Set problem
Leave out the pictures and repeat everything else in the records exactly.
━━━━━ Records supplied ━━━━━
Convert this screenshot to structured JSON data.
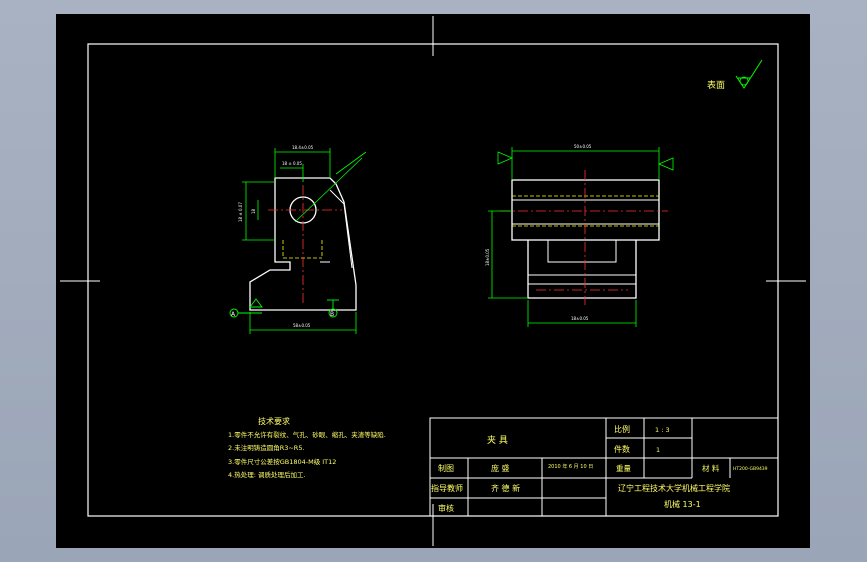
{
  "surface_text": "表面",
  "left_view": {
    "dim_top_outer": "18.4±0.05",
    "dim_top_inner": "18 ± 0.05",
    "dim_vert_outer": "18 ± 0.07",
    "dim_vert_inner": "18",
    "dim_bottom": "58±0.05",
    "datum_a": "A",
    "datum_b": "B"
  },
  "right_view": {
    "dim_top": "50±0.05",
    "dim_height": "18±0.05",
    "dim_bottom": "18±0.05"
  },
  "tech_req": {
    "title": "技术要求",
    "lines": [
      "1.零件不允许有裂纹、气孔、砂眼、缩孔、夹渣等缺陷.",
      "2.未注明铸造圆角R3~R5.",
      "3.零件尺寸公差按GB1804-M级 IT12",
      "4.热处理: 调质处理后加工."
    ]
  },
  "title_block": {
    "part_name": "夹  具",
    "scale_label": "比例",
    "scale_value": "1 : 3",
    "qty_label": "件数",
    "qty_value": "1",
    "drawn_label": "制图",
    "drawn_name": "庞 盛",
    "drawn_date": "2010 年 6 月 10 日",
    "weight_label": "重量",
    "material_label": "材 料",
    "material_value": "HT200-GB9439",
    "advisor_label": "指导教师",
    "advisor_name": "齐 德 新",
    "review_label": "审核",
    "school": "辽宁工程技术大学机械工程学院",
    "class": "机械 13-1"
  }
}
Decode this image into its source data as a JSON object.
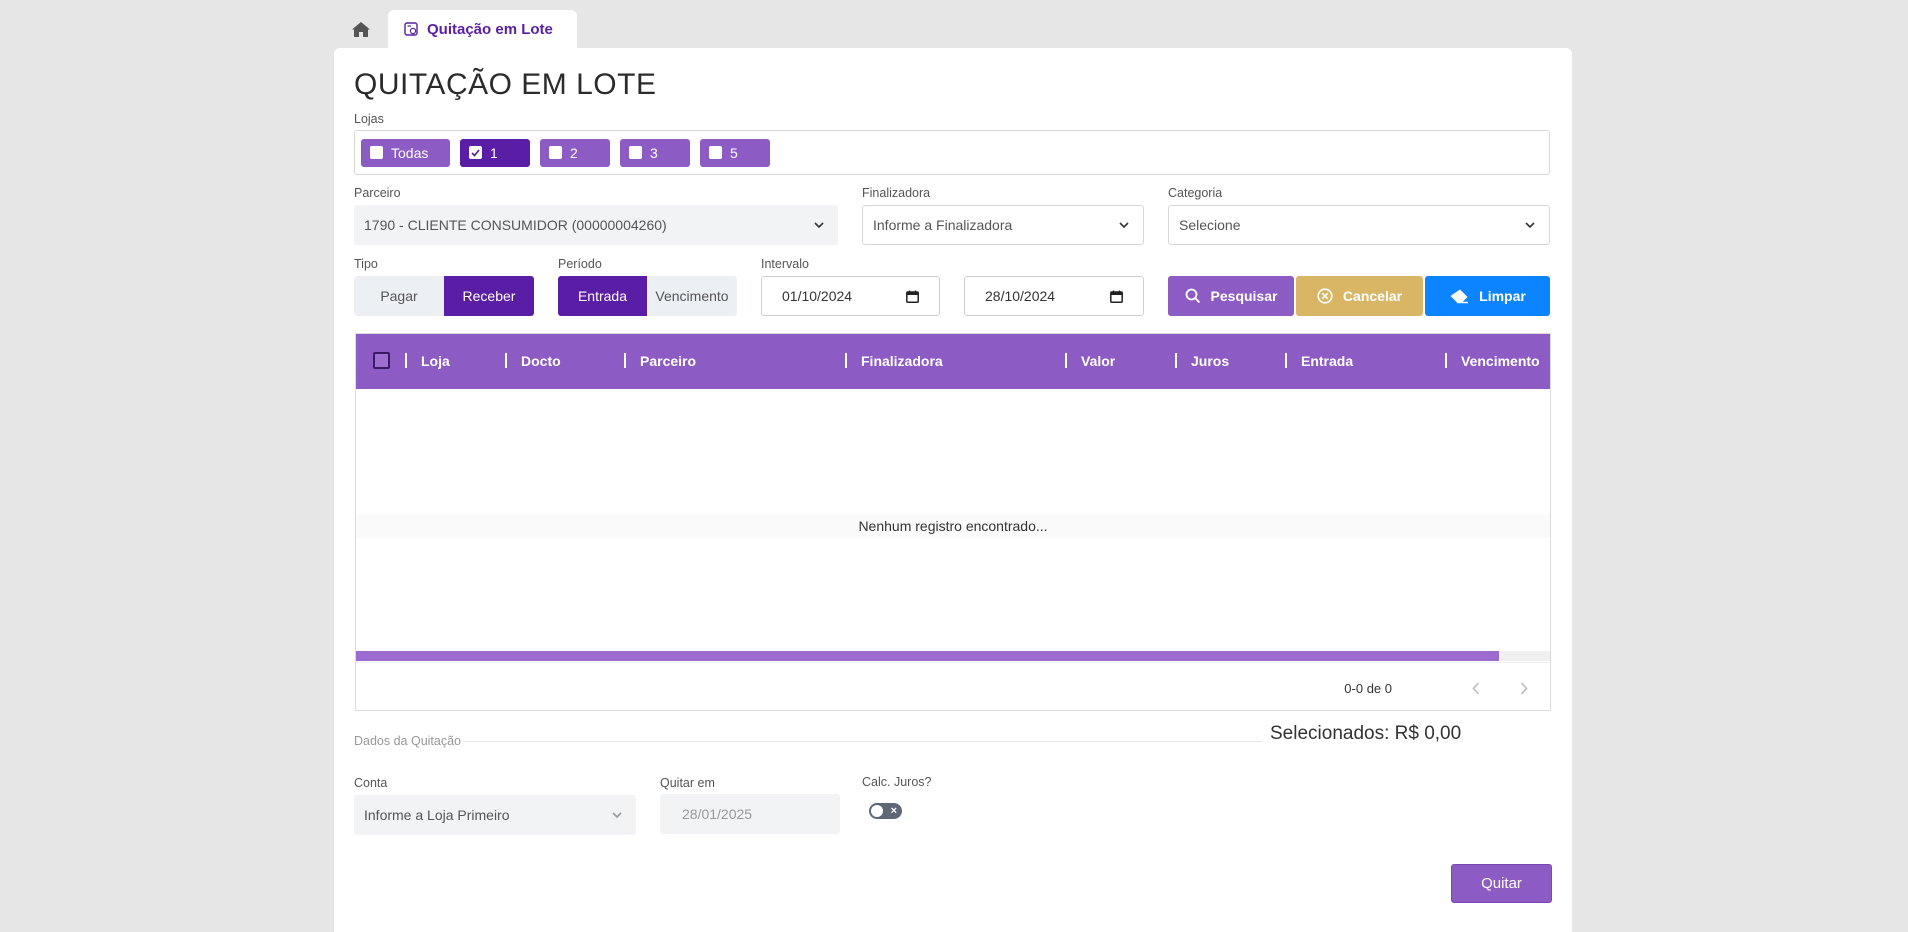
{
  "tabs": {
    "home_icon": "home-icon",
    "active_label": "Quitação em Lote"
  },
  "page": {
    "title": "QUITAÇÃO EM LOTE"
  },
  "lojas": {
    "label": "Lojas",
    "options": [
      {
        "label": "Todas",
        "checked": false
      },
      {
        "label": "1",
        "checked": true
      },
      {
        "label": "2",
        "checked": false
      },
      {
        "label": "3",
        "checked": false
      },
      {
        "label": "5",
        "checked": false
      }
    ]
  },
  "filters": {
    "parceiro_label": "Parceiro",
    "parceiro_value": "1790 - CLIENTE CONSUMIDOR (00000004260)",
    "finalizadora_label": "Finalizadora",
    "finalizadora_placeholder": "Informe a Finalizadora",
    "categoria_label": "Categoria",
    "categoria_placeholder": "Selecione",
    "tipo_label": "Tipo",
    "tipo_options": [
      "Pagar",
      "Receber"
    ],
    "tipo_selected": "Receber",
    "periodo_label": "Período",
    "periodo_options": [
      "Entrada",
      "Vencimento"
    ],
    "periodo_selected": "Entrada",
    "intervalo_label": "Intervalo",
    "date_start": "01/10/2024",
    "date_end": "28/10/2024"
  },
  "actions": {
    "pesquisar": "Pesquisar",
    "cancelar": "Cancelar",
    "limpar": "Limpar"
  },
  "table": {
    "columns": [
      "Loja",
      "Docto",
      "Parceiro",
      "Finalizadora",
      "Valor",
      "Juros",
      "Entrada",
      "Vencimento"
    ],
    "empty_message": "Nenhum registro encontrado...",
    "pagination": "0-0 de 0"
  },
  "quitacao": {
    "section_label": "Dados da Quitação",
    "selected_total": "Selecionados: R$ 0,00",
    "conta_label": "Conta",
    "conta_placeholder": "Informe a Loja Primeiro",
    "quitar_em_label": "Quitar em",
    "quitar_em_value": "28/01/2025",
    "calc_juros_label": "Calc. Juros?",
    "calc_juros_on": false,
    "quitar_button": "Quitar"
  },
  "colors": {
    "primary": "#5a1ea6",
    "accent": "#8c5bc4",
    "warning": "#d9b566",
    "info": "#0d84ff"
  }
}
━━━━━
Answer to this exercise
Convert this screenshot to structured JSON data.
{
  "surface_text": "表面",
  "left_view": {
    "dim_top_outer": "18.4±0.05",
    "dim_top_inner": "18 ± 0.05",
    "dim_vert_outer": "18 ± 0.07",
    "dim_vert_inner": "18",
    "dim_bottom": "58±0.05",
    "datum_a": "A",
    "datum_b": "B"
  },
  "right_view": {
    "dim_top": "50±0.05",
    "dim_height": "18±0.05",
    "dim_bottom": "18±0.05"
  },
  "tech_req": {
    "title": "技术要求",
    "lines": [
      "1.零件不允许有裂纹、气孔、砂眼、缩孔、夹渣等缺陷.",
      "2.未注明铸造圆角R3~R5.",
      "3.零件尺寸公差按GB1804-M级 IT12",
      "4.热处理: 调质处理后加工."
    ]
  },
  "title_block": {
    "part_name": "夹  具",
    "scale_label": "比例",
    "scale_value": "1 : 3",
    "qty_label": "件数",
    "qty_value": "1",
    "drawn_label": "制图",
    "drawn_name": "庞 盛",
    "drawn_date": "2010 年 6 月 10 日",
    "weight_label": "重量",
    "material_label": "材 料",
    "material_value": "HT200-GB9439",
    "advisor_label": "指导教师",
    "advisor_name": "齐 德 新",
    "review_label": "审核",
    "school": "辽宁工程技术大学机械工程学院",
    "class": "机械 13-1"
  }
}
Decode this image into its source data as a JSON object.
{
  "tabs": {
    "home_icon": "home-icon",
    "active_label": "Quitação em Lote"
  },
  "page": {
    "title": "QUITAÇÃO EM LOTE"
  },
  "lojas": {
    "label": "Lojas",
    "options": [
      {
        "label": "Todas",
        "checked": false
      },
      {
        "label": "1",
        "checked": true
      },
      {
        "label": "2",
        "checked": false
      },
      {
        "label": "3",
        "checked": false
      },
      {
        "label": "5",
        "checked": false
      }
    ]
  },
  "filters": {
    "parceiro_label": "Parceiro",
    "parceiro_value": "1790 - CLIENTE CONSUMIDOR (00000004260)",
    "finalizadora_label": "Finalizadora",
    "finalizadora_placeholder": "Informe a Finalizadora",
    "categoria_label": "Categoria",
    "categoria_placeholder": "Selecione",
    "tipo_label": "Tipo",
    "tipo_options": [
      "Pagar",
      "Receber"
    ],
    "tipo_selected": "Receber",
    "periodo_label": "Período",
    "periodo_options": [
      "Entrada",
      "Vencimento"
    ],
    "periodo_selected": "Entrada",
    "intervalo_label": "Intervalo",
    "date_start": "01/10/2024",
    "date_end": "28/10/2024"
  },
  "actions": {
    "pesquisar": "Pesquisar",
    "cancelar": "Cancelar",
    "limpar": "Limpar"
  },
  "table": {
    "columns": [
      "Loja",
      "Docto",
      "Parceiro",
      "Finalizadora",
      "Valor",
      "Juros",
      "Entrada",
      "Vencimento"
    ],
    "empty_message": "Nenhum registro encontrado...",
    "pagination": "0-0 de 0"
  },
  "quitacao": {
    "section_label": "Dados da Quitação",
    "selected_total": "Selecionados: R$ 0,00",
    "conta_label": "Conta",
    "conta_placeholder": "Informe a Loja Primeiro",
    "quitar_em_label": "Quitar em",
    "quitar_em_value": "28/01/2025",
    "calc_juros_label": "Calc. Juros?",
    "calc_juros_on": false,
    "quitar_button": "Quitar"
  },
  "colors": {
    "primary": "#5a1ea6",
    "accent": "#8c5bc4",
    "warning": "#d9b566",
    "info": "#0d84ff"
  }
}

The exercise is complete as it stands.